## Work to be completed
Filter the records below down to lines containing "非遗打铁花".
>> begin Working data
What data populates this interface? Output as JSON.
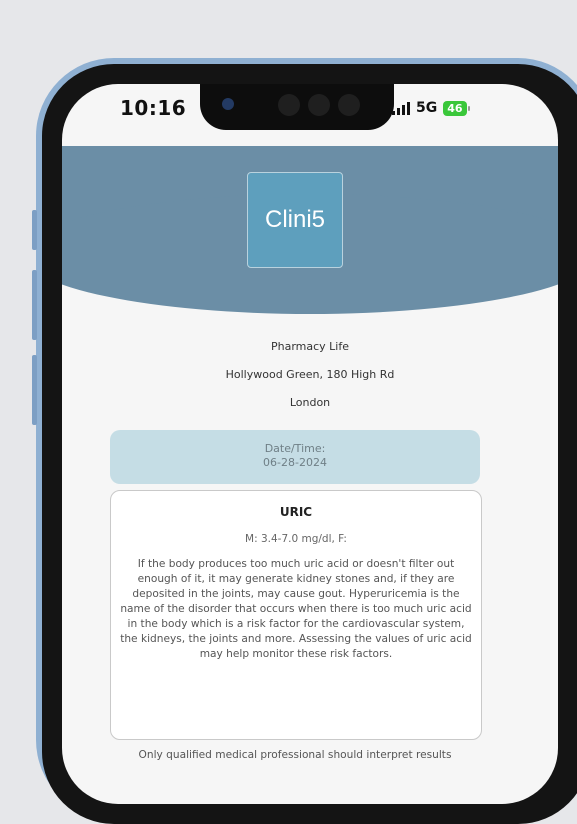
{
  "status_bar": {
    "time": "10:16",
    "network": "5G",
    "battery": "46"
  },
  "app": {
    "logo_text": "Clini5"
  },
  "pharmacy": {
    "name": "Pharmacy Life",
    "address": "Hollywood Green, 180 High Rd",
    "city": "London"
  },
  "date_time": {
    "label": "Date/Time:",
    "value": "06-28-2024"
  },
  "test_card": {
    "title": "URIC",
    "range": "M: 3.4-7.0 mg/dl, F:",
    "description": "If the body produces too much uric acid or doesn't filter out enough of it, it may generate kidney stones and, if they are deposited in the joints, may cause gout. Hyperuricemia is the name of the disorder that occurs when there is too much uric acid in the body which is a risk factor for the cardiovascular system, the kidneys, the joints and more. Assessing the values of uric acid may help monitor these risk factors."
  },
  "footer_note": "Only qualified medical professional should interpret results",
  "colors": {
    "header": "#6b8ea6",
    "logo_bg": "#5e9fbd",
    "date_box": "#c5dde5",
    "phone_frame": "#8fb0d2",
    "battery": "#3ac73a"
  }
}
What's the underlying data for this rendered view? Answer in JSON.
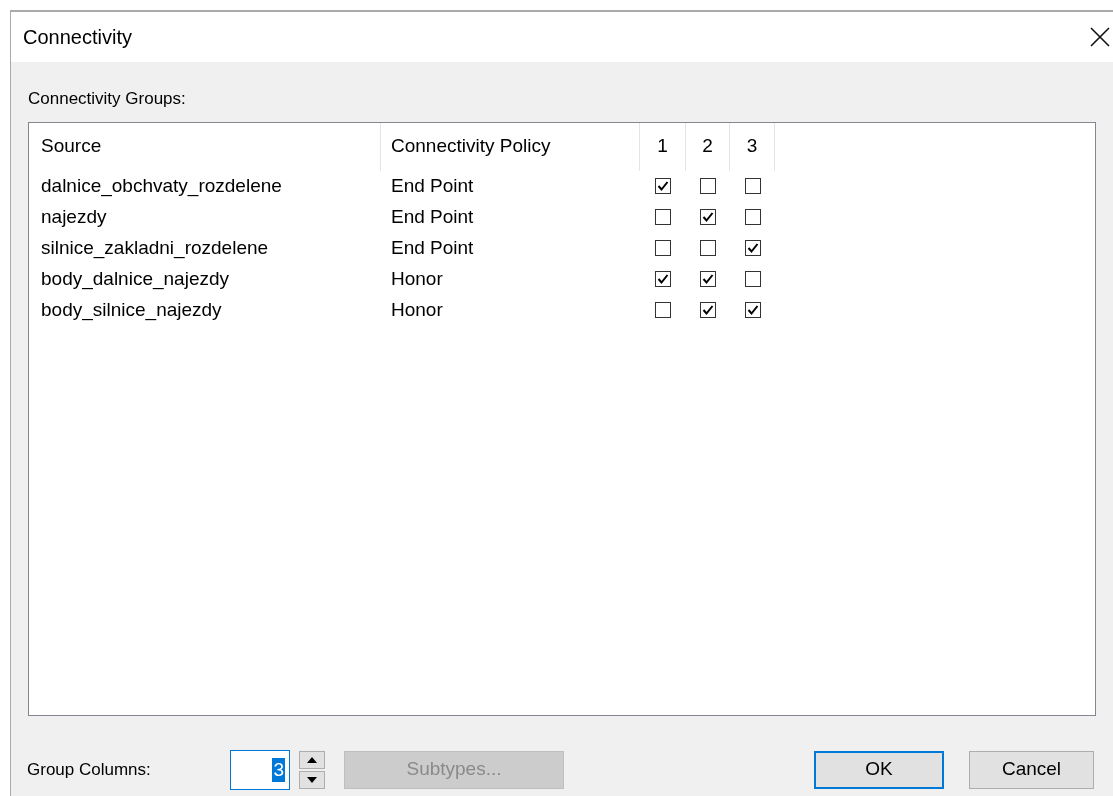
{
  "window": {
    "title": "Connectivity"
  },
  "groups_label": "Connectivity Groups:",
  "table": {
    "columns": [
      "Source",
      "Connectivity Policy",
      "1",
      "2",
      "3"
    ],
    "rows": [
      {
        "source": "dalnice_obchvaty_rozdelene",
        "policy": "End Point",
        "groups": [
          {
            "checked": true
          },
          {
            "checked": false
          },
          {
            "checked": false
          }
        ]
      },
      {
        "source": "najezdy",
        "policy": "End Point",
        "groups": [
          {
            "checked": false
          },
          {
            "checked": true
          },
          {
            "checked": false
          }
        ]
      },
      {
        "source": "silnice_zakladni_rozdelene",
        "policy": "End Point",
        "groups": [
          {
            "checked": false
          },
          {
            "checked": false
          },
          {
            "checked": true
          }
        ]
      },
      {
        "source": "body_dalnice_najezdy",
        "policy": "Honor",
        "groups": [
          {
            "checked": true
          },
          {
            "checked": true
          },
          {
            "checked": false
          }
        ]
      },
      {
        "source": "body_silnice_najezdy",
        "policy": "Honor",
        "groups": [
          {
            "checked": false
          },
          {
            "checked": true
          },
          {
            "checked": true
          }
        ]
      }
    ]
  },
  "group_columns": {
    "label": "Group Columns:",
    "value": "3"
  },
  "buttons": [
    {
      "label": "Subtypes...",
      "disabled": true,
      "default": false
    },
    {
      "label": "OK",
      "disabled": false,
      "default": true
    },
    {
      "label": "Cancel",
      "disabled": false,
      "default": false
    }
  ]
}
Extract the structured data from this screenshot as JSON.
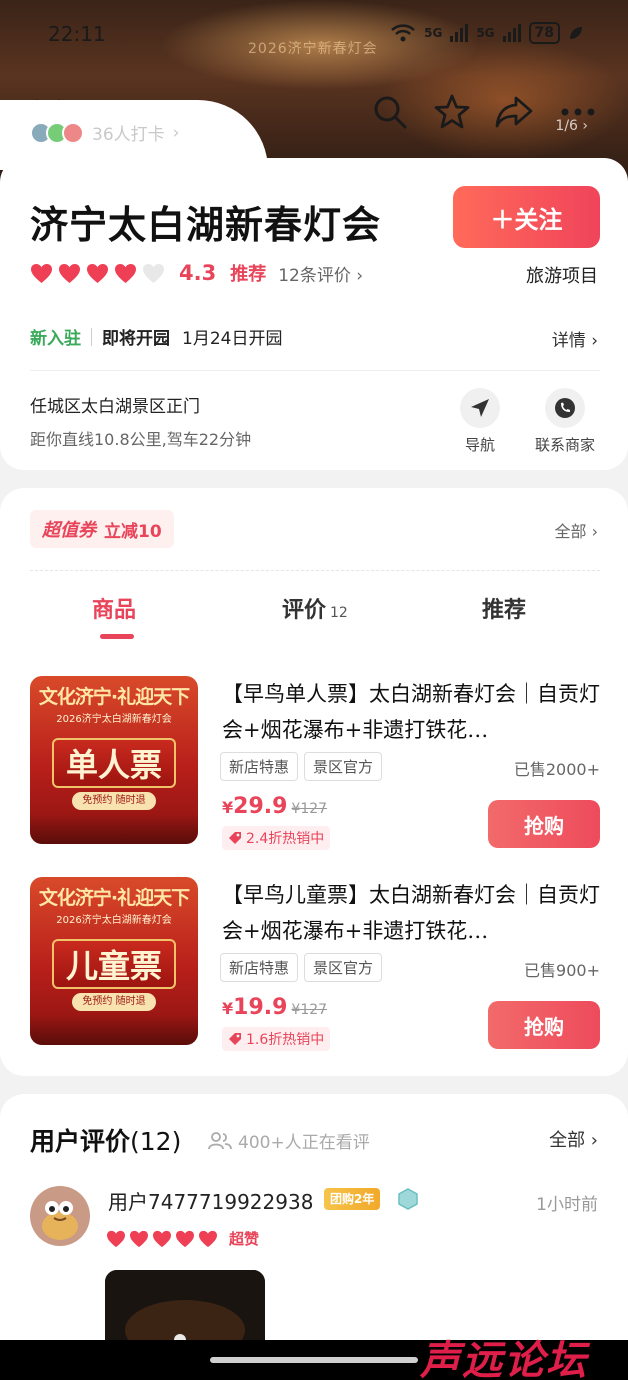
{
  "status_bar": {
    "time": "22:11",
    "net1": "5G",
    "net2": "5G",
    "battery": "78"
  },
  "hero": {
    "banner_text": "2026济宁新春灯会",
    "image_counter": "1/6",
    "checkin_text": "36人打卡"
  },
  "header": {
    "title": "济宁太白湖新春灯会",
    "follow_label": "＋关注"
  },
  "rating": {
    "hearts_filled": 4,
    "hearts_total": 5,
    "score": "4.3",
    "tag": "推荐",
    "review_count": "12条评价",
    "category": "旅游项目"
  },
  "open_info": {
    "new_tag": "新入驻",
    "status": "即将开园",
    "date": "1月24日开园",
    "detail_label": "详情"
  },
  "address": {
    "line": "任城区太白湖景区正门",
    "distance": "距你直线10.8公里,驾车22分钟",
    "nav_label": "导航",
    "contact_label": "联系商家"
  },
  "coupon": {
    "badge": "超值券",
    "text": "立减10",
    "all_label": "全部"
  },
  "tabs": [
    {
      "label": "商品",
      "count": ""
    },
    {
      "label": "评价",
      "count": "12"
    },
    {
      "label": "推荐",
      "count": ""
    }
  ],
  "products": [
    {
      "img_header": "文化济宁·礼迎天下",
      "img_sub": "2026济宁太白湖新春灯会",
      "img_plate": "单人票",
      "img_tag": "免预约 随时退",
      "title": "【早鸟单人票】太白湖新春灯会｜自贡灯会+烟花瀑布+非遗打铁花…",
      "tags": [
        "新店特惠",
        "景区官方"
      ],
      "sold": "已售2000+",
      "currency": "¥",
      "price": "29.9",
      "original": "¥127",
      "hot": "2.4折热销中",
      "buy_label": "抢购"
    },
    {
      "img_header": "文化济宁·礼迎天下",
      "img_sub": "2026济宁太白湖新春灯会",
      "img_plate": "儿童票",
      "img_tag": "免预约 随时退",
      "title": "【早鸟儿童票】太白湖新春灯会｜自贡灯会+烟花瀑布+非遗打铁花…",
      "tags": [
        "新店特惠",
        "景区官方"
      ],
      "sold": "已售900+",
      "currency": "¥",
      "price": "19.9",
      "original": "¥127",
      "hot": "1.6折热销中",
      "buy_label": "抢购"
    }
  ],
  "reviews": {
    "title": "用户评价",
    "count": "(12)",
    "viewers": "400+人正在看评",
    "all_label": "全部",
    "items": [
      {
        "user": "用户7477719922938",
        "badge": "团购2年",
        "time": "1小时前",
        "hearts": 5,
        "praise": "超赞"
      }
    ]
  },
  "watermark": "声远论坛",
  "colors": {
    "accent": "#e8455a",
    "green": "#3aaa5a"
  }
}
>> end Working data
## Written response
      "title": "【早鸟单人票】太白湖新春灯会｜自贡灯会+烟花瀑布+非遗打铁花…",
      "title": "【早鸟儿童票】太白湖新春灯会｜自贡灯会+烟花瀑布+非遗打铁花…",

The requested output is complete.